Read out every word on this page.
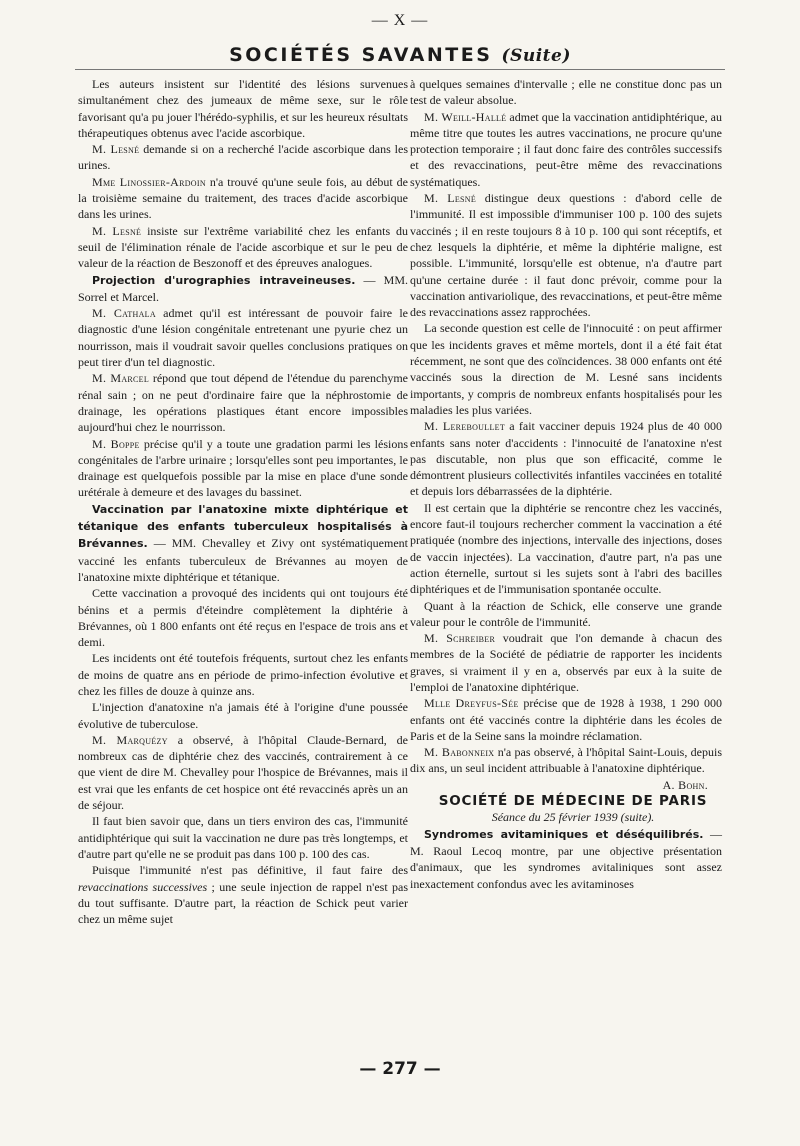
— X —
SOCIÉTÉS SAVANTES (Suite)

Les auteurs insistent sur l'identité des lésions survenues simultanément chez des jumeaux de même sexe, sur le rôle favorisant qu'a pu jouer l'hérédo-syphilis, et sur les heureux résultats thérapeutiques obtenus avec l'acide ascorbique.

M. Lesné demande si on a recherché l'acide ascorbique dans les urines.

Mme Linossier-Ardoin n'a trouvé qu'une seule fois, au début de la troisième semaine du traitement, des traces d'acide ascorbique dans les urines.

M. Lesné insiste sur l'extrême variabilité chez les enfants du seuil de l'élimination rénale de l'acide ascorbique et sur le peu de valeur de la réaction de Beszonoff et des épreuves analogues.

Projection d'urographies intraveineuses. — MM. Sorrel et Marcel.

M. Cathala admet qu'il est intéressant de pouvoir faire le diagnostic d'une lésion congénitale entretenant une pyurie chez un nourrisson, mais il voudrait savoir quelles conclusions pratiques on peut tirer d'un tel diagnostic.

M. Marcel répond que tout dépend de l'étendue du parenchyme rénal sain ; on ne peut d'ordinaire faire que la néphrostomie de drainage, les opérations plastiques étant encore impossibles aujourd'hui chez le nourrisson.

M. Boppe précise qu'il y a toute une gradation parmi les lésions congénitales de l'arbre urinaire ; lorsqu'elles sont peu importantes, le drainage est quelquefois possible par la mise en place d'une sonde urétérale à demeure et des lavages du bassinet.

Vaccination par l'anatoxine mixte diphtérique et tétanique des enfants tuberculeux hospitalisés à Brévannes. — MM. Chevalley et Zivy ont systématiquement vacciné les enfants tuberculeux de Brévannes au moyen de l'anatoxine mixte diphtérique et tétanique.

Cette vaccination a provoqué des incidents qui ont toujours été bénins et a permis d'éteindre complètement la diphtérie à Brévannes, où 1 800 enfants ont été reçus en l'espace de trois ans et demi.

Les incidents ont été toutefois fréquents, surtout chez les enfants de moins de quatre ans en période de primo-infection évolutive et chez les filles de douze à quinze ans.

L'injection d'anatoxine n'a jamais été à l'origine d'une poussée évolutive de tuberculose.

M. Marquézy a observé, à l'hôpital Claude-Bernard, de nombreux cas de diphtérie chez des vaccinés, contrairement à ce que vient de dire M. Chevalley pour l'hospice de Brévannes, mais il est vrai que les enfants de cet hospice ont été revaccinés après un an de séjour.

Il faut bien savoir que, dans un tiers environ des cas, l'immunité antidiphtérique qui suit la vaccination ne dure pas très longtemps, et d'autre part qu'elle ne se produit pas dans 100 p. 100 des cas.

Puisque l'immunité n'est pas définitive, il faut faire des revaccinations successives ; une seule injection de rappel n'est pas du tout suffisante. D'autre part, la réaction de Schick peut varier chez un même sujet

à quelques semaines d'intervalle ; elle ne constitue donc pas un test de valeur absolue.

M. Weill-Hallé admet que la vaccination antidiphtérique, au même titre que toutes les autres vaccinations, ne procure qu'une protection temporaire ; il faut donc faire des contrôles successifs et des revaccinations, peut-être même des revaccinations systématiques.

M. Lesné distingue deux questions : d'abord celle de l'immunité. Il est impossible d'immuniser 100 p. 100 des sujets vaccinés ; il en reste toujours 8 à 10 p. 100 qui sont réceptifs, et chez lesquels la diphtérie, et même la diphtérie maligne, est possible. L'immunité, lorsqu'elle est obtenue, n'a d'autre part qu'une certaine durée : il faut donc prévoir, comme pour la vaccination antivariolique, des revaccinations, et peut-être même des revaccinations assez rapprochées.

La seconde question est celle de l'innocuité : on peut affirmer que les incidents graves et même mortels, dont il a été fait état récemment, ne sont que des coïncidences. 38 000 enfants ont été vaccinés sous la direction de M. Lesné sans incidents importants, y compris de nombreux enfants hospitalisés pour les maladies les plus variées.

M. Lereboullet a fait vacciner depuis 1924 plus de 40 000 enfants sans noter d'accidents : l'innocuité de l'anatoxine n'est pas discutable, non plus que son efficacité, comme le démontrent plusieurs collectivités infantiles vaccinées en totalité et depuis lors débarrassées de la diphtérie.

Il est certain que la diphtérie se rencontre chez les vaccinés, encore faut-il toujours rechercher comment la vaccination a été pratiquée (nombre des injections, intervalle des injections, doses de vaccin injectées). La vaccination, d'autre part, n'a pas une action éternelle, surtout si les sujets sont à l'abri des bacilles diphtériques et de l'immunisation spontanée occulte.

Quant à la réaction de Schick, elle conserve une grande valeur pour le contrôle de l'immunité.

M. Schreiber voudrait que l'on demande à chacun des membres de la Société de pédiatrie de rapporter les incidents graves, si vraiment il y en a, observés par eux à la suite de l'emploi de l'anatoxine diphtérique.

Mlle Dreyfus-Sée précise que de 1928 à 1938, 1 290 000 enfants ont été vaccinés contre la diphtérie dans les écoles de Paris et de la Seine sans la moindre réclamation.

M. Babonneix n'a pas observé, à l'hôpital Saint-Louis, depuis dix ans, un seul incident attribuable à l'anatoxine diphtérique.

A. Bohn.

SOCIÉTÉ DE MÉDECINE DE PARIS

Séance du 25 février 1939 (suite).

Syndromes avitaminiques et déséquilibrés. — M. Raoul Lecoq montre, par une objective présentation d'animaux, que les syndromes avitaliniques sont assez inexactement confondus avec les avitaminoses

— 277 —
━━━━━━
For each record above, write out every line exactly and skip the pictures.

■ Exercise answer:
Read out every word on this page.
— X —
SOCIÉTÉS SAVANTES (Suite)

Les auteurs insistent sur l'identité des lésions survenues simultanément chez des jumeaux de même sexe, sur le rôle favorisant qu'a pu jouer l'hérédo-syphilis, et sur les heureux résultats thérapeutiques obtenus avec l'acide ascorbique.

M. Lesné demande si on a recherché l'acide ascorbique dans les urines.

Mme Linossier-Ardoin n'a trouvé qu'une seule fois, au début de la troisième semaine du traitement, des traces d'acide ascorbique dans les urines.

M. Lesné insiste sur l'extrême variabilité chez les enfants du seuil de l'élimination rénale de l'acide ascorbique et sur le peu de valeur de la réaction de Beszonoff et des épreuves analogues.

Projection d'urographies intraveineuses. — MM. Sorrel et Marcel.

M. Cathala admet qu'il est intéressant de pouvoir faire le diagnostic d'une lésion congénitale entretenant une pyurie chez un nourrisson, mais il voudrait savoir quelles conclusions pratiques on peut tirer d'un tel diagnostic.

M. Marcel répond que tout dépend de l'étendue du parenchyme rénal sain ; on ne peut d'ordinaire faire que la néphrostomie de drainage, les opérations plastiques étant encore impossibles aujourd'hui chez le nourrisson.

M. Boppe précise qu'il y a toute une gradation parmi les lésions congénitales de l'arbre urinaire ; lorsqu'elles sont peu importantes, le drainage est quelquefois possible par la mise en place d'une sonde urétérale à demeure et des lavages du bassinet.

Vaccination par l'anatoxine mixte diphtérique et tétanique des enfants tuberculeux hospitalisés à Brévannes. — MM. Chevalley et Zivy ont systématiquement vacciné les enfants tuberculeux de Brévannes au moyen de l'anatoxine mixte diphtérique et tétanique.

Cette vaccination a provoqué des incidents qui ont toujours été bénins et a permis d'éteindre complètement la diphtérie à Brévannes, où 1 800 enfants ont été reçus en l'espace de trois ans et demi.

Les incidents ont été toutefois fréquents, surtout chez les enfants de moins de quatre ans en période de primo-infection évolutive et chez les filles de douze à quinze ans.

L'injection d'anatoxine n'a jamais été à l'origine d'une poussée évolutive de tuberculose.

M. Marquézy a observé, à l'hôpital Claude-Bernard, de nombreux cas de diphtérie chez des vaccinés, contrairement à ce que vient de dire M. Chevalley pour l'hospice de Brévannes, mais il est vrai que les enfants de cet hospice ont été revaccinés après un an de séjour.

Il faut bien savoir que, dans un tiers environ des cas, l'immunité antidiphtérique qui suit la vaccination ne dure pas très longtemps, et d'autre part qu'elle ne se produit pas dans 100 p. 100 des cas.

Puisque l'immunité n'est pas définitive, il faut faire des revaccinations successives ; une seule injection de rappel n'est pas du tout suffisante. D'autre part, la réaction de Schick peut varier chez un même sujet

à quelques semaines d'intervalle ; elle ne constitue donc pas un test de valeur absolue.

M. Weill-Hallé admet que la vaccination antidiphtérique, au même titre que toutes les autres vaccinations, ne procure qu'une protection temporaire ; il faut donc faire des contrôles successifs et des revaccinations, peut-être même des revaccinations systématiques.

M. Lesné distingue deux questions : d'abord celle de l'immunité. Il est impossible d'immuniser 100 p. 100 des sujets vaccinés ; il en reste toujours 8 à 10 p. 100 qui sont réceptifs, et chez lesquels la diphtérie, et même la diphtérie maligne, est possible. L'immunité, lorsqu'elle est obtenue, n'a d'autre part qu'une certaine durée : il faut donc prévoir, comme pour la vaccination antivariolique, des revaccinations, et peut-être même des revaccinations assez rapprochées.

La seconde question est celle de l'innocuité : on peut affirmer que les incidents graves et même mortels, dont il a été fait état récemment, ne sont que des coïncidences. 38 000 enfants ont été vaccinés sous la direction de M. Lesné sans incidents importants, y compris de nombreux enfants hospitalisés pour les maladies les plus variées.

M. Lereboullet a fait vacciner depuis 1924 plus de 40 000 enfants sans noter d'accidents : l'innocuité de l'anatoxine n'est pas discutable, non plus que son efficacité, comme le démontrent plusieurs collectivités infantiles vaccinées en totalité et depuis lors débarrassées de la diphtérie.

Il est certain que la diphtérie se rencontre chez les vaccinés, encore faut-il toujours rechercher comment la vaccination a été pratiquée (nombre des injections, intervalle des injections, doses de vaccin injectées). La vaccination, d'autre part, n'a pas une action éternelle, surtout si les sujets sont à l'abri des bacilles diphtériques et de l'immunisation spontanée occulte.

Quant à la réaction de Schick, elle conserve une grande valeur pour le contrôle de l'immunité.

M. Schreiber voudrait que l'on demande à chacun des membres de la Société de pédiatrie de rapporter les incidents graves, si vraiment il y en a, observés par eux à la suite de l'emploi de l'anatoxine diphtérique.

Mlle Dreyfus-Sée précise que de 1928 à 1938, 1 290 000 enfants ont été vaccinés contre la diphtérie dans les écoles de Paris et de la Seine sans la moindre réclamation.

M. Babonneix n'a pas observé, à l'hôpital Saint-Louis, depuis dix ans, un seul incident attribuable à l'anatoxine diphtérique.

A. Bohn.

SOCIÉTÉ DE MÉDECINE DE PARIS

Séance du 25 février 1939 (suite).

Syndromes avitaminiques et déséquilibrés. — M. Raoul Lecoq montre, par une objective présentation d'animaux, que les syndromes avitaliniques sont assez inexactement confondus avec les avitaminoses

— 277 —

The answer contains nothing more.